-- START --

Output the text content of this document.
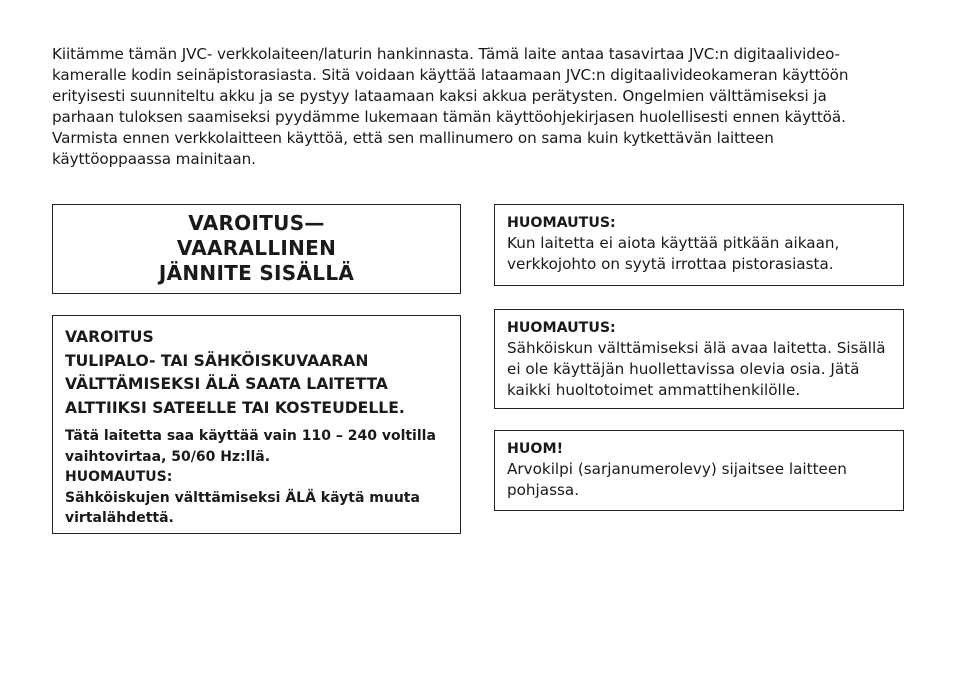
Kiitämme tämän JVC- verkkolaiteen/laturin hankinnasta. Tämä laite antaa tasavirtaa JVC:n digitaalivideo-
kameralle kodin seinäpistorasiasta. Sitä voidaan käyttää lataamaan JVC:n digitaalivideokameran käyttöön
erityisesti suunniteltu akku ja se pystyy lataamaan kaksi akkua perätysten. Ongelmien välttämiseksi ja
parhaan tuloksen saamiseksi pyydämme lukemaan tämän käyttöohjekirjasen huolellisesti ennen käyttöä.
Varmista ennen verkkolaitteen käyttöä, että sen mallinumero on sama kuin kytkettävän laitteen
käyttöoppaassa mainitaan.
VAROITUS—
VAARALLINEN
JÄNNITE SISÄLLÄ
VAROITUS
TULIPALO- TAI SÄHKÖISKUVAARAN
VÄLTTÄMISEKSI ÄLÄ SAATA LAITETTA
ALTTIIKSI SATEELLE TAI KOSTEUDELLE.
Tätä laitetta saa käyttää vain 110 – 240 voltilla
vaihtovirtaa, 50/60 Hz:llä.
HUOMAUTUS:
Sähköiskujen välttämiseksi ÄLÄ käytä muuta
virtalähdettä.
HUOMAUTUS:
Kun laitetta ei aiota käyttää pitkään aikaan,
verkkojohto on syytä irrottaa pistorasiasta.
HUOMAUTUS:
Sähköiskun välttämiseksi älä avaa laitetta. Sisällä
ei ole käyttäjän huollettavissa olevia osia. Jätä
kaikki huoltotoimet ammattihenkilölle.
HUOM!
Arvokilpi (sarjanumerolevy) sijaitsee laitteen
pohjassa.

-- END --

Every record above should come back exactly, but without its pictures.

§ EXERCISE OUTPUT:
Output the text content of this document.
Kiitämme tämän JVC- verkkolaiteen/laturin hankinnasta. Tämä laite antaa tasavirtaa JVC:n digitaalivideo-
kameralle kodin seinäpistorasiasta. Sitä voidaan käyttää lataamaan JVC:n digitaalivideokameran käyttöön
erityisesti suunniteltu akku ja se pystyy lataamaan kaksi akkua perätysten. Ongelmien välttämiseksi ja
parhaan tuloksen saamiseksi pyydämme lukemaan tämän käyttöohjekirjasen huolellisesti ennen käyttöä.
Varmista ennen verkkolaitteen käyttöä, että sen mallinumero on sama kuin kytkettävän laitteen
käyttöoppaassa mainitaan.
VAROITUS—
VAARALLINEN
JÄNNITE SISÄLLÄ
VAROITUS
TULIPALO- TAI SÄHKÖISKUVAARAN
VÄLTTÄMISEKSI ÄLÄ SAATA LAITETTA
ALTTIIKSI SATEELLE TAI KOSTEUDELLE.
Tätä laitetta saa käyttää vain 110 – 240 voltilla
vaihtovirtaa, 50/60 Hz:llä.
HUOMAUTUS:
Sähköiskujen välttämiseksi ÄLÄ käytä muuta
virtalähdettä.
HUOMAUTUS:
Kun laitetta ei aiota käyttää pitkään aikaan,
verkkojohto on syytä irrottaa pistorasiasta.
HUOMAUTUS:
Sähköiskun välttämiseksi älä avaa laitetta. Sisällä
ei ole käyttäjän huollettavissa olevia osia. Jätä
kaikki huoltotoimet ammattihenkilölle.
HUOM!
Arvokilpi (sarjanumerolevy) sijaitsee laitteen
pohjassa.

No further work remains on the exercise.